**INSTRUCTIONS FOR THE TASK:**
Reproduce the following material exactly, including every line.

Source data
==*==
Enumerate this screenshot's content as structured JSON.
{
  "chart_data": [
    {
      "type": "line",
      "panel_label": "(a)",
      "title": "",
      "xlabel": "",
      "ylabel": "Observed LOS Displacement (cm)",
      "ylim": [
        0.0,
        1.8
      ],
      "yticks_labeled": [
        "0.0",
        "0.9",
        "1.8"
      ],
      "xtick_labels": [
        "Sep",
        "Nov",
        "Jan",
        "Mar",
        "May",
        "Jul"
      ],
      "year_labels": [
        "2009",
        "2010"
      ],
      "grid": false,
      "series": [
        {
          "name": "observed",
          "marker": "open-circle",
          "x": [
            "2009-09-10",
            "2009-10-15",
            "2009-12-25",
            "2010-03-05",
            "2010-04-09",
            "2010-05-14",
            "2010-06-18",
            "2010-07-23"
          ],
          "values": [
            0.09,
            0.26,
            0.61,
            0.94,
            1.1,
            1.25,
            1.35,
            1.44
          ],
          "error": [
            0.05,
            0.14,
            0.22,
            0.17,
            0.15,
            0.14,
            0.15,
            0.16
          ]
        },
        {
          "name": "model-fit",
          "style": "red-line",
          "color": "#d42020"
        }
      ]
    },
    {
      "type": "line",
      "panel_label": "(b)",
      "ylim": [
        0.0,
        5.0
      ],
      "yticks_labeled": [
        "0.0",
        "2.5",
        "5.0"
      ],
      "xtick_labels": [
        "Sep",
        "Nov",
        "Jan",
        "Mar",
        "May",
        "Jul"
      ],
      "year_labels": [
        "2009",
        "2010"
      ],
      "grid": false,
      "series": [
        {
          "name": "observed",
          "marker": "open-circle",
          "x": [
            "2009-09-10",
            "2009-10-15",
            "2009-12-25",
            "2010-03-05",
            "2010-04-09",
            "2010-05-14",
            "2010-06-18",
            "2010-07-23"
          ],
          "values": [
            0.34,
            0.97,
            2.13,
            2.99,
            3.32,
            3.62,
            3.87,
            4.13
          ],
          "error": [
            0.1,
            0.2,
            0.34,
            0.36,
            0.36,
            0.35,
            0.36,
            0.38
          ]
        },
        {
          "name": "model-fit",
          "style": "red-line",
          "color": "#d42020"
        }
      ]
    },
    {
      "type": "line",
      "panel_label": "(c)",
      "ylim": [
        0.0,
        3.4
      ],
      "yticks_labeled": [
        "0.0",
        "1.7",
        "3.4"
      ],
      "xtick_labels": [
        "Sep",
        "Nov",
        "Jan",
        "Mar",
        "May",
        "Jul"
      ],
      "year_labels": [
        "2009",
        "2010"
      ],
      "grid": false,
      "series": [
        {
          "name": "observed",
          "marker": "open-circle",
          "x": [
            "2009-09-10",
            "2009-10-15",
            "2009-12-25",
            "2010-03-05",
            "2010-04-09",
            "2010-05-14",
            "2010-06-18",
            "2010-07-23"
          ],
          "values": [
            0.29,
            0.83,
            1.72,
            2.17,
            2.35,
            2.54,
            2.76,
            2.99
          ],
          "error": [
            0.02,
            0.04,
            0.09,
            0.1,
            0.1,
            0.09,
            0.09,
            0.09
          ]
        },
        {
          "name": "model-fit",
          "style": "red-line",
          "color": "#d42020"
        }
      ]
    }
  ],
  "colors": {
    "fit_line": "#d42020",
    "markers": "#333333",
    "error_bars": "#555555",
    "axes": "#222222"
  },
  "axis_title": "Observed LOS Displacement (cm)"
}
==*==
**ANSWER TO THE EXERCISE:**
Enumerate this screenshot's content as structured JSON.
{
  "chart_data": [
    {
      "type": "line",
      "panel_label": "(a)",
      "title": "",
      "xlabel": "",
      "ylabel": "Observed LOS Displacement (cm)",
      "ylim": [
        0.0,
        1.8
      ],
      "yticks_labeled": [
        "0.0",
        "0.9",
        "1.8"
      ],
      "xtick_labels": [
        "Sep",
        "Nov",
        "Jan",
        "Mar",
        "May",
        "Jul"
      ],
      "year_labels": [
        "2009",
        "2010"
      ],
      "grid": false,
      "series": [
        {
          "name": "observed",
          "marker": "open-circle",
          "x": [
            "2009-09-10",
            "2009-10-15",
            "2009-12-25",
            "2010-03-05",
            "2010-04-09",
            "2010-05-14",
            "2010-06-18",
            "2010-07-23"
          ],
          "values": [
            0.09,
            0.26,
            0.61,
            0.94,
            1.1,
            1.25,
            1.35,
            1.44
          ],
          "error": [
            0.05,
            0.14,
            0.22,
            0.17,
            0.15,
            0.14,
            0.15,
            0.16
          ]
        },
        {
          "name": "model-fit",
          "style": "red-line",
          "color": "#d42020"
        }
      ]
    },
    {
      "type": "line",
      "panel_label": "(b)",
      "ylim": [
        0.0,
        5.0
      ],
      "yticks_labeled": [
        "0.0",
        "2.5",
        "5.0"
      ],
      "xtick_labels": [
        "Sep",
        "Nov",
        "Jan",
        "Mar",
        "May",
        "Jul"
      ],
      "year_labels": [
        "2009",
        "2010"
      ],
      "grid": false,
      "series": [
        {
          "name": "observed",
          "marker": "open-circle",
          "x": [
            "2009-09-10",
            "2009-10-15",
            "2009-12-25",
            "2010-03-05",
            "2010-04-09",
            "2010-05-14",
            "2010-06-18",
            "2010-07-23"
          ],
          "values": [
            0.34,
            0.97,
            2.13,
            2.99,
            3.32,
            3.62,
            3.87,
            4.13
          ],
          "error": [
            0.1,
            0.2,
            0.34,
            0.36,
            0.36,
            0.35,
            0.36,
            0.38
          ]
        },
        {
          "name": "model-fit",
          "style": "red-line",
          "color": "#d42020"
        }
      ]
    },
    {
      "type": "line",
      "panel_label": "(c)",
      "ylim": [
        0.0,
        3.4
      ],
      "yticks_labeled": [
        "0.0",
        "1.7",
        "3.4"
      ],
      "xtick_labels": [
        "Sep",
        "Nov",
        "Jan",
        "Mar",
        "May",
        "Jul"
      ],
      "year_labels": [
        "2009",
        "2010"
      ],
      "grid": false,
      "series": [
        {
          "name": "observed",
          "marker": "open-circle",
          "x": [
            "2009-09-10",
            "2009-10-15",
            "2009-12-25",
            "2010-03-05",
            "2010-04-09",
            "2010-05-14",
            "2010-06-18",
            "2010-07-23"
          ],
          "values": [
            0.29,
            0.83,
            1.72,
            2.17,
            2.35,
            2.54,
            2.76,
            2.99
          ],
          "error": [
            0.02,
            0.04,
            0.09,
            0.1,
            0.1,
            0.09,
            0.09,
            0.09
          ]
        },
        {
          "name": "model-fit",
          "style": "red-line",
          "color": "#d42020"
        }
      ]
    }
  ],
  "colors": {
    "fit_line": "#d42020",
    "markers": "#333333",
    "error_bars": "#555555",
    "axes": "#222222"
  },
  "axis_title": "Observed LOS Displacement (cm)"
}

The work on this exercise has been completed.